| THE TASK |
Would you output the whole listing below, exactly as it reads?

| INPUT FOR THIS TASK |
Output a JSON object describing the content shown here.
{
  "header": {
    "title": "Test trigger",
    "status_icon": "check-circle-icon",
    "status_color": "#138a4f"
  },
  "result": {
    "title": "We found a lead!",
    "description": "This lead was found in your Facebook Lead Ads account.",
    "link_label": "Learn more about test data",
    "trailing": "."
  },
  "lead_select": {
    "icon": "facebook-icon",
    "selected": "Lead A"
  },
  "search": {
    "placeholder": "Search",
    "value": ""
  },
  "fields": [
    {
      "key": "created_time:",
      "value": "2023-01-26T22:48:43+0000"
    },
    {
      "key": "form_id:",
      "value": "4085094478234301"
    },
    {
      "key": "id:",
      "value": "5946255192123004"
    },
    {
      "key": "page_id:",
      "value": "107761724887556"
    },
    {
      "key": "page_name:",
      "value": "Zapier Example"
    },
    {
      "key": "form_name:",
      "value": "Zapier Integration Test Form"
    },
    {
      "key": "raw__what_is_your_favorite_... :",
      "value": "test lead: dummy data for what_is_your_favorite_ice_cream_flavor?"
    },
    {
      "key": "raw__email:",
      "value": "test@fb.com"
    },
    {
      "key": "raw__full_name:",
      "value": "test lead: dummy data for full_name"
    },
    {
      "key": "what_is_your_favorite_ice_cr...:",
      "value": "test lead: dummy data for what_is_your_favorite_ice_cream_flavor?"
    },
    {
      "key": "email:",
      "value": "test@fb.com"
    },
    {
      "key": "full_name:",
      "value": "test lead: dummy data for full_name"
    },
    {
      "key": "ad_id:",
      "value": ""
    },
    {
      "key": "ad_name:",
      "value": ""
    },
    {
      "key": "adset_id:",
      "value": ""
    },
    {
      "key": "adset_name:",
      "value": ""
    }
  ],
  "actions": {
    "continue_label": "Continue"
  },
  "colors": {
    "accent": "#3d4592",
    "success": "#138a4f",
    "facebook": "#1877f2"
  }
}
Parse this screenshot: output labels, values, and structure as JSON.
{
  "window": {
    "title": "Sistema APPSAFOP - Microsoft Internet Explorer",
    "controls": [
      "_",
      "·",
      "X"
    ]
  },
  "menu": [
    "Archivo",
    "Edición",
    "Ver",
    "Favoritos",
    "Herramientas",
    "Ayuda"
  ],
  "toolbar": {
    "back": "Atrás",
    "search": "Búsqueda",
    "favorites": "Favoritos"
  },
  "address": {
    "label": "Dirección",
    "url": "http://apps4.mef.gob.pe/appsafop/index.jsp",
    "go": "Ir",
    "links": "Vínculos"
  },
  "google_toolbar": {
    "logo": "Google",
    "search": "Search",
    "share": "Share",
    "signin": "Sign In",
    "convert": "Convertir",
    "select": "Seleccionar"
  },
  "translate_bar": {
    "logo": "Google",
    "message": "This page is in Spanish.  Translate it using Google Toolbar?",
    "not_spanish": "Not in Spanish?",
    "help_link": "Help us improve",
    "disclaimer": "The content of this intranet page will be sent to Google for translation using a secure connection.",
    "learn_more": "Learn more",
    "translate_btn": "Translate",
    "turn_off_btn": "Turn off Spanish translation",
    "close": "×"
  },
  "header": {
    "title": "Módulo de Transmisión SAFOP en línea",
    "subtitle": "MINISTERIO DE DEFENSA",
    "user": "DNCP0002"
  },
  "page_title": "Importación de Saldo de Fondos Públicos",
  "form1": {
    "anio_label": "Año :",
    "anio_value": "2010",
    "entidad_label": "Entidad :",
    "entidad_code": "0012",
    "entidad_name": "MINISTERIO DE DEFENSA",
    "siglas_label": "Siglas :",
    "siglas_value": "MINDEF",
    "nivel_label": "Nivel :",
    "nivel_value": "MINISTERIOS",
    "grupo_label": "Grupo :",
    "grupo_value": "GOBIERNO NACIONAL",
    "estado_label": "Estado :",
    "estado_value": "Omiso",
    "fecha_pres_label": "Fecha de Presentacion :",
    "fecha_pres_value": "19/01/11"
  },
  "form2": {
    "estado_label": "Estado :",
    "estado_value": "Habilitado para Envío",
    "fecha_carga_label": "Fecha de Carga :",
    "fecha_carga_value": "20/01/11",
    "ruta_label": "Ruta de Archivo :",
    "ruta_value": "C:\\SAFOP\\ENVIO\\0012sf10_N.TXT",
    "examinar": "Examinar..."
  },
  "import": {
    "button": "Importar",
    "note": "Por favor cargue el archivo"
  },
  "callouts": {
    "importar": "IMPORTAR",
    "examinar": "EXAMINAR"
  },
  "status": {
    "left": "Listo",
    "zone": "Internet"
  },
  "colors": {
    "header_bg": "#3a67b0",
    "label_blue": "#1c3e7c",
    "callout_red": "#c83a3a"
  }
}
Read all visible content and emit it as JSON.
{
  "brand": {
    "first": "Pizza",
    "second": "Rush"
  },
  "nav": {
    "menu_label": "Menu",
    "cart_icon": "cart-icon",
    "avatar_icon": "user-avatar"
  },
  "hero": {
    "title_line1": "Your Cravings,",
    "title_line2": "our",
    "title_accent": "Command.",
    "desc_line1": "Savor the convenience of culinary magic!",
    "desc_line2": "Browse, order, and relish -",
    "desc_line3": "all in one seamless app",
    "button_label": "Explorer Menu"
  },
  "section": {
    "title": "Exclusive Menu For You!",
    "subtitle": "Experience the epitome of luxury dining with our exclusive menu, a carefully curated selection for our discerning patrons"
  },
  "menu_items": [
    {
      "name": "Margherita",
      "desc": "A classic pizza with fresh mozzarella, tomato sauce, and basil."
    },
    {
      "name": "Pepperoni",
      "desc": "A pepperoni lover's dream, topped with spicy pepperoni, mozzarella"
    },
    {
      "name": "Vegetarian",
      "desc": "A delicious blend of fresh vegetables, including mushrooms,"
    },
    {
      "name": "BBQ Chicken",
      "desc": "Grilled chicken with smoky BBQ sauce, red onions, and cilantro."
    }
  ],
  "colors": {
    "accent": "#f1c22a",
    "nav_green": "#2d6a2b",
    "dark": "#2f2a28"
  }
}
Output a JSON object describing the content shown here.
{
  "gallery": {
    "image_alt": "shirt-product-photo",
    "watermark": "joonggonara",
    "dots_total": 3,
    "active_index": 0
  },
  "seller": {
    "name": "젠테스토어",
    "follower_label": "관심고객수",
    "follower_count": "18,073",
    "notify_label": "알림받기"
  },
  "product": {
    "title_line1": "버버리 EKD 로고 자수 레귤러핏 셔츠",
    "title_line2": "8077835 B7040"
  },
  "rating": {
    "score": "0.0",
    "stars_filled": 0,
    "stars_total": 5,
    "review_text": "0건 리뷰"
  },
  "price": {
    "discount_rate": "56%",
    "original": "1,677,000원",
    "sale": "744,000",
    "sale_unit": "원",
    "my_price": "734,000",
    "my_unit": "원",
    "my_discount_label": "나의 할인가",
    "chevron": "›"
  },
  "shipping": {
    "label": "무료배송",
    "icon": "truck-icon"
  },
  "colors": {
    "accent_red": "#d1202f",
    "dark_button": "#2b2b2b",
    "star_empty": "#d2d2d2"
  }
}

| WRITTEN SOLUTION |
Output a JSON object describing the content shown here.
{
  "header": {
    "title": "Test trigger",
    "status_icon": "check-circle-icon",
    "status_color": "#138a4f"
  },
  "result": {
    "title": "We found a lead!",
    "description": "This lead was found in your Facebook Lead Ads account.",
    "link_label": "Learn more about test data",
    "trailing": "."
  },
  "lead_select": {
    "icon": "facebook-icon",
    "selected": "Lead A"
  },
  "search": {
    "placeholder": "Search",
    "value": ""
  },
  "fields": [
    {
      "key": "created_time:",
      "value": "2023-01-26T22:48:43+0000"
    },
    {
      "key": "form_id:",
      "value": "4085094478234301"
    },
    {
      "key": "id:",
      "value": "5946255192123004"
    },
    {
      "key": "page_id:",
      "value": "107761724887556"
    },
    {
      "key": "page_name:",
      "value": "Zapier Example"
    },
    {
      "key": "form_name:",
      "value": "Zapier Integration Test Form"
    },
    {
      "key": "raw__what_is_your_favorite_... :",
      "value": "test lead: dummy data for what_is_your_favorite_ice_cream_flavor?"
    },
    {
      "key": "raw__email:",
      "value": "test@fb.com"
    },
    {
      "key": "raw__full_name:",
      "value": "test lead: dummy data for full_name"
    },
    {
      "key": "what_is_your_favorite_ice_cr...:",
      "value": "test lead: dummy data for what_is_your_favorite_ice_cream_flavor?"
    },
    {
      "key": "email:",
      "value": "test@fb.com"
    },
    {
      "key": "full_name:",
      "value": "test lead: dummy data for full_name"
    },
    {
      "key": "ad_id:",
      "value": ""
    },
    {
      "key": "ad_name:",
      "value": ""
    },
    {
      "key": "adset_id:",
      "value": ""
    },
    {
      "key": "adset_name:",
      "value": ""
    }
  ],
  "actions": {
    "continue_label": "Continue"
  },
  "colors": {
    "accent": "#3d4592",
    "success": "#138a4f",
    "facebook": "#1877f2"
  }
}
Parse this screenshot: output labels, values, and structure as JSON.
{
  "window": {
    "title": "Sistema APPSAFOP - Microsoft Internet Explorer",
    "controls": [
      "_",
      "·",
      "X"
    ]
  },
  "menu": [
    "Archivo",
    "Edición",
    "Ver",
    "Favoritos",
    "Herramientas",
    "Ayuda"
  ],
  "toolbar": {
    "back": "Atrás",
    "search": "Búsqueda",
    "favorites": "Favoritos"
  },
  "address": {
    "label": "Dirección",
    "url": "http://apps4.mef.gob.pe/appsafop/index.jsp",
    "go": "Ir",
    "links": "Vínculos"
  },
  "google_toolbar": {
    "logo": "Google",
    "search": "Search",
    "share": "Share",
    "signin": "Sign In",
    "convert": "Convertir",
    "select": "Seleccionar"
  },
  "translate_bar": {
    "logo": "Google",
    "message": "This page is in Spanish.  Translate it using Google Toolbar?",
    "not_spanish": "Not in Spanish?",
    "help_link": "Help us improve",
    "disclaimer": "The content of this intranet page will be sent to Google for translation using a secure connection.",
    "learn_more": "Learn more",
    "translate_btn": "Translate",
    "turn_off_btn": "Turn off Spanish translation",
    "close": "×"
  },
  "header": {
    "title": "Módulo de Transmisión SAFOP en línea",
    "subtitle": "MINISTERIO DE DEFENSA",
    "user": "DNCP0002"
  },
  "page_title": "Importación de Saldo de Fondos Públicos",
  "form1": {
    "anio_label": "Año :",
    "anio_value": "2010",
    "entidad_label": "Entidad :",
    "entidad_code": "0012",
    "entidad_name": "MINISTERIO DE DEFENSA",
    "siglas_label": "Siglas :",
    "siglas_value": "MINDEF",
    "nivel_label": "Nivel :",
    "nivel_value": "MINISTERIOS",
    "grupo_label": "Grupo :",
    "grupo_value": "GOBIERNO NACIONAL",
    "estado_label": "Estado :",
    "estado_value": "Omiso",
    "fecha_pres_label": "Fecha de Presentacion :",
    "fecha_pres_value": "19/01/11"
  },
  "form2": {
    "estado_label": "Estado :",
    "estado_value": "Habilitado para Envío",
    "fecha_carga_label": "Fecha de Carga :",
    "fecha_carga_value": "20/01/11",
    "ruta_label": "Ruta de Archivo :",
    "ruta_value": "C:\\SAFOP\\ENVIO\\0012sf10_N.TXT",
    "examinar": "Examinar..."
  },
  "import": {
    "button": "Importar",
    "note": "Por favor cargue el archivo"
  },
  "callouts": {
    "importar": "IMPORTAR",
    "examinar": "EXAMINAR"
  },
  "status": {
    "left": "Listo",
    "zone": "Internet"
  },
  "colors": {
    "header_bg": "#3a67b0",
    "label_blue": "#1c3e7c",
    "callout_red": "#c83a3a"
  }
}
Read all visible content and emit it as JSON.
{
  "brand": {
    "first": "Pizza",
    "second": "Rush"
  },
  "nav": {
    "menu_label": "Menu",
    "cart_icon": "cart-icon",
    "avatar_icon": "user-avatar"
  },
  "hero": {
    "title_line1": "Your Cravings,",
    "title_line2": "our",
    "title_accent": "Command.",
    "desc_line1": "Savor the convenience of culinary magic!",
    "desc_line2": "Browse, order, and relish -",
    "desc_line3": "all in one seamless app",
    "button_label": "Explorer Menu"
  },
  "section": {
    "title": "Exclusive Menu For You!",
    "subtitle": "Experience the epitome of luxury dining with our exclusive menu, a carefully curated selection for our discerning patrons"
  },
  "menu_items": [
    {
      "name": "Margherita",
      "desc": "A classic pizza with fresh mozzarella, tomato sauce, and basil."
    },
    {
      "name": "Pepperoni",
      "desc": "A pepperoni lover's dream, topped with spicy pepperoni, mozzarella"
    },
    {
      "name": "Vegetarian",
      "desc": "A delicious blend of fresh vegetables, including mushrooms,"
    },
    {
      "name": "BBQ Chicken",
      "desc": "Grilled chicken with smoky BBQ sauce, red onions, and cilantro."
    }
  ],
  "colors": {
    "accent": "#f1c22a",
    "nav_green": "#2d6a2b",
    "dark": "#2f2a28"
  }
}
Output a JSON object describing the content shown here.
{
  "gallery": {
    "image_alt": "shirt-product-photo",
    "watermark": "joonggonara",
    "dots_total": 3,
    "active_index": 0
  },
  "seller": {
    "name": "젠테스토어",
    "follower_label": "관심고객수",
    "follower_count": "18,073",
    "notify_label": "알림받기"
  },
  "product": {
    "title_line1": "버버리 EKD 로고 자수 레귤러핏 셔츠",
    "title_line2": "8077835 B7040"
  },
  "rating": {
    "score": "0.0",
    "stars_filled": 0,
    "stars_total": 5,
    "review_text": "0건 리뷰"
  },
  "price": {
    "discount_rate": "56%",
    "original": "1,677,000원",
    "sale": "744,000",
    "sale_unit": "원",
    "my_price": "734,000",
    "my_unit": "원",
    "my_discount_label": "나의 할인가",
    "chevron": "›"
  },
  "shipping": {
    "label": "무료배송",
    "icon": "truck-icon"
  },
  "colors": {
    "accent_red": "#d1202f",
    "dark_button": "#2b2b2b",
    "star_empty": "#d2d2d2"
  }
}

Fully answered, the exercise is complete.